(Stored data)

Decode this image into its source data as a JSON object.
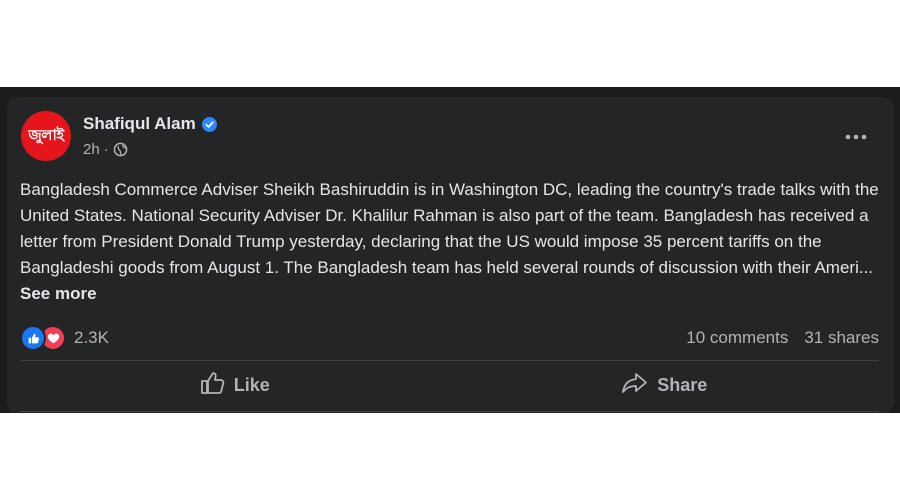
{
  "post": {
    "author": "Shafiqul Alam",
    "avatar_text": "জুলাই",
    "time": "2h",
    "body": "Bangladesh Commerce Adviser Sheikh Bashiruddin is in Washington DC, leading the country's trade talks with the United States. National Security Adviser Dr. Khalilur Rahman is also part of the team. Bangladesh has received a letter from President Donald Trump yesterday, declaring that the US would impose 35 percent tariffs on the Bangladeshi goods from August 1. The Bangladesh team has held several rounds of discussion with their Ameri... ",
    "see_more": "See more",
    "reaction_count": "2.3K",
    "comments": "10 comments",
    "shares": "31 shares",
    "actions": {
      "like": "Like",
      "share": "Share"
    }
  },
  "icons": {
    "verified": "verified-badge-icon",
    "audience": "globe-icon",
    "more": "more-options-icon",
    "like": "thumbs-up-icon",
    "share": "share-arrow-icon"
  },
  "colors": {
    "background": "#242526",
    "text": "#e4e6eb",
    "secondary": "#b0b3b8",
    "like_blue": "#1877f2",
    "love_red": "#f33e58",
    "verified_blue": "#2d88ff",
    "avatar_red": "#e4161b"
  }
}
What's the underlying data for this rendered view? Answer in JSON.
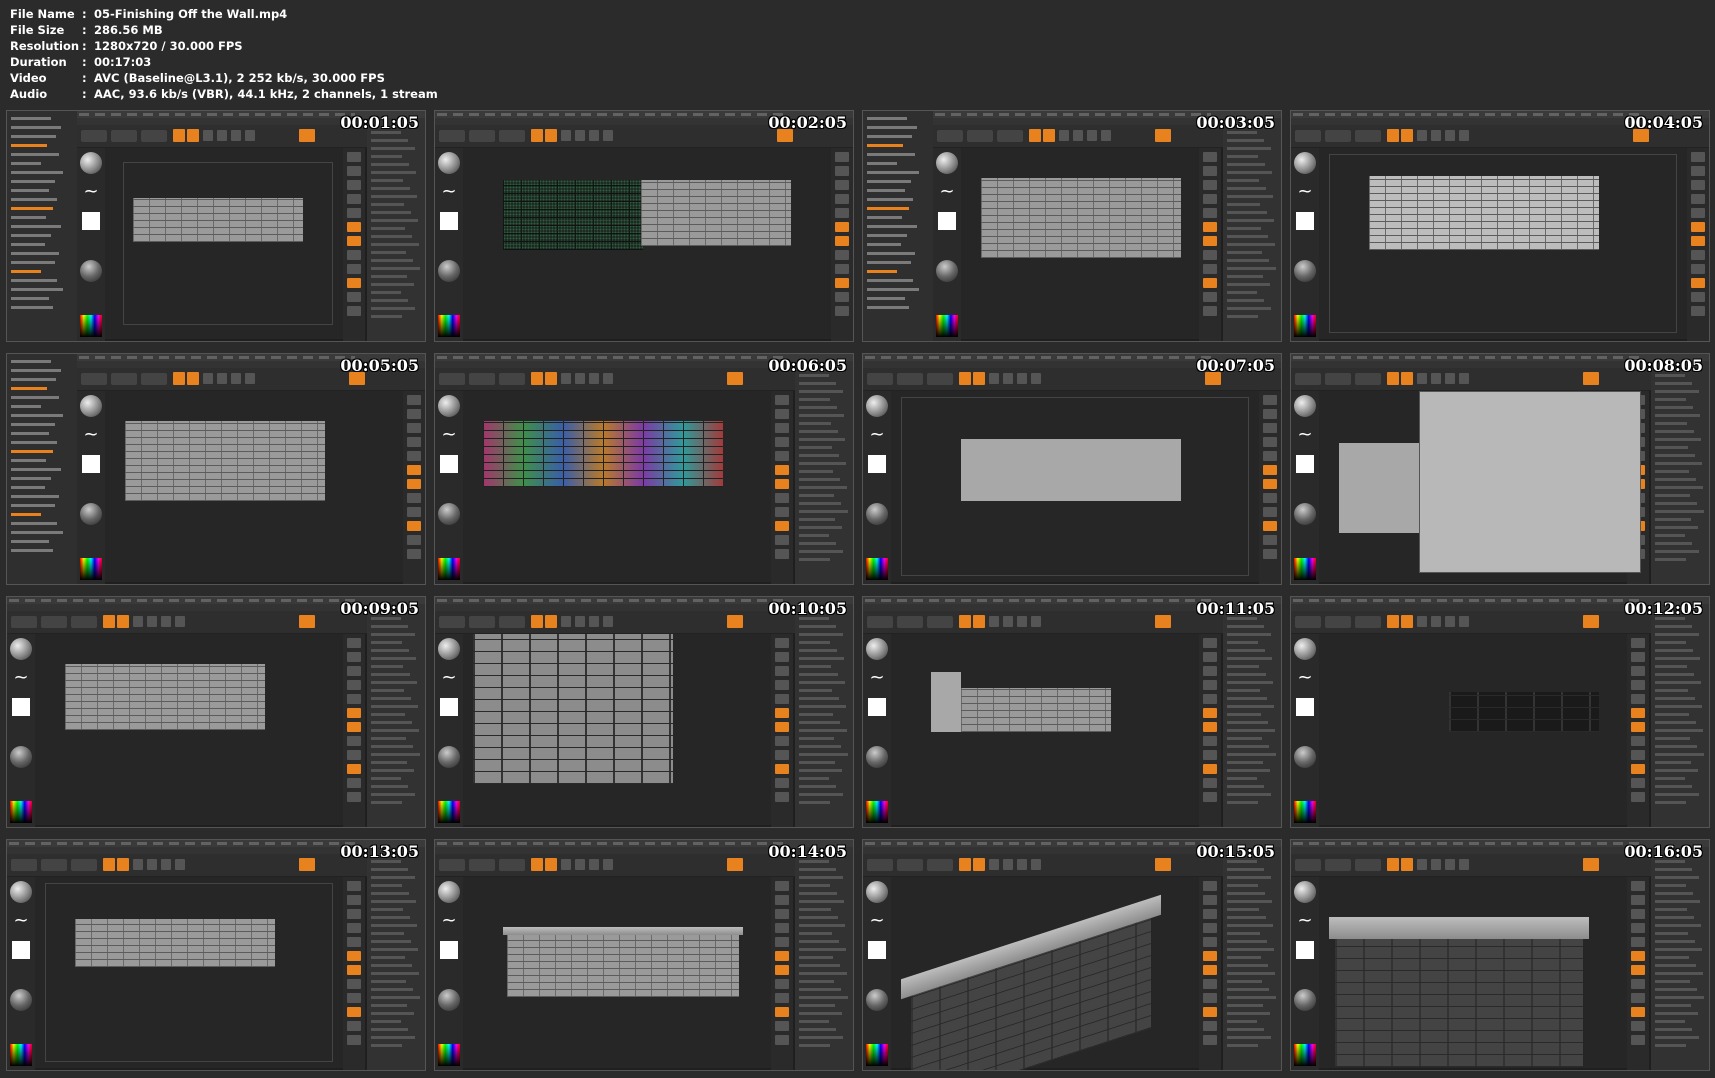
{
  "meta": {
    "file_name_label": "File Name",
    "file_name": "05-Finishing Off the Wall.mp4",
    "file_size_label": "File Size",
    "file_size": "286.56 MB",
    "resolution_label": "Resolution",
    "resolution": "1280x720 / 30.000 FPS",
    "duration_label": "Duration",
    "duration": "00:17:03",
    "video_label": "Video",
    "video": "AVC (Baseline@L3.1), 2 252 kb/s, 30.000 FPS",
    "audio_label": "Audio",
    "audio": "AAC, 93.6 kb/s (VBR), 44.1 kHz, 2 channels, 1 stream",
    "separator": ":"
  },
  "thumbnails": [
    {
      "timestamp": "00:01:05",
      "scene": "brick-wall-flat"
    },
    {
      "timestamp": "00:02:05",
      "scene": "brick-wall-masked"
    },
    {
      "timestamp": "00:03:05",
      "scene": "brick-wall-closeup"
    },
    {
      "timestamp": "00:04:05",
      "scene": "brick-wall-white"
    },
    {
      "timestamp": "00:05:05",
      "scene": "brick-wall-closeup"
    },
    {
      "timestamp": "00:06:05",
      "scene": "brick-wall-polygroups"
    },
    {
      "timestamp": "00:07:05",
      "scene": "flat-slab"
    },
    {
      "timestamp": "00:08:05",
      "scene": "alpha-popup"
    },
    {
      "timestamp": "00:09:05",
      "scene": "brick-wall-perspective"
    },
    {
      "timestamp": "00:10:05",
      "scene": "brick-wall-large"
    },
    {
      "timestamp": "00:11:05",
      "scene": "wall-with-pillar"
    },
    {
      "timestamp": "00:12:05",
      "scene": "gizmo-pillar"
    },
    {
      "timestamp": "00:13:05",
      "scene": "brick-wall-small"
    },
    {
      "timestamp": "00:14:05",
      "scene": "wall-with-cap"
    },
    {
      "timestamp": "00:15:05",
      "scene": "cap-closeup"
    },
    {
      "timestamp": "00:16:05",
      "scene": "cap-closeup-front"
    }
  ],
  "theme": {
    "accent": "#e8821e",
    "background": "#2b2b2b"
  }
}
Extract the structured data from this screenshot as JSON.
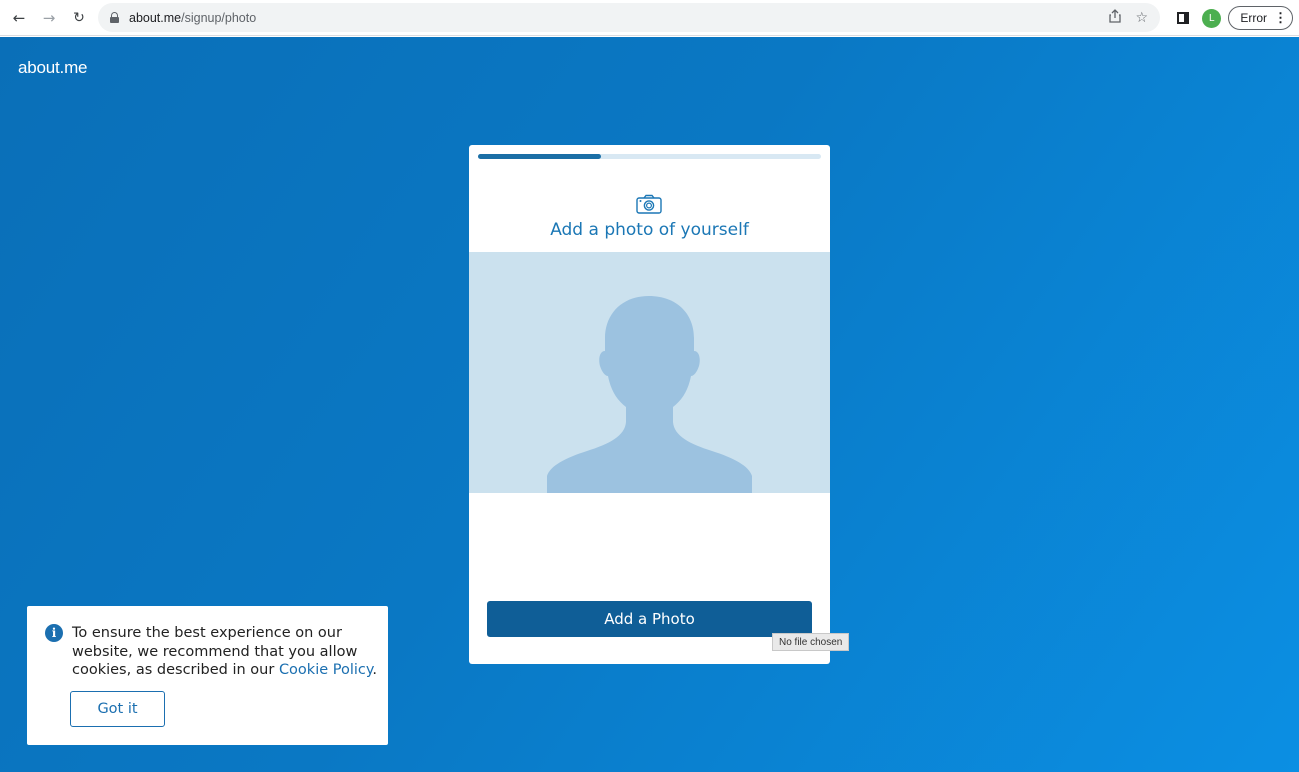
{
  "browser": {
    "url_host": "about.me",
    "url_path": "/signup/photo",
    "profile_initial": "L",
    "status_label": "Error"
  },
  "page": {
    "brand": "about.me",
    "signup_progress": 0.36,
    "title": "Add a photo of yourself",
    "add_photo_label": "Add a Photo",
    "file_tooltip": "No file chosen"
  },
  "cookie_banner": {
    "message": "To ensure the best experience on our website, we recommend that you allow cookies, as described in our",
    "link_text": "Cookie Policy",
    "button_label": "Got it"
  },
  "colors": {
    "page_gradient_start": "#0a6fb8",
    "page_gradient_end": "#0b8fe3",
    "accent": "#1b77b5",
    "button": "#0f5e97",
    "photo_placeholder_bg": "#cbe1ee",
    "silhouette": "#9cc2e0"
  }
}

Stated goal »
Copy each line in the data that holds the word "JSON".

Exercise answer »
Decode this image into its source data as a JSON object.
What's the underlying data for this rendered view? Answer in JSON.
Extract the structured data from this screenshot as JSON.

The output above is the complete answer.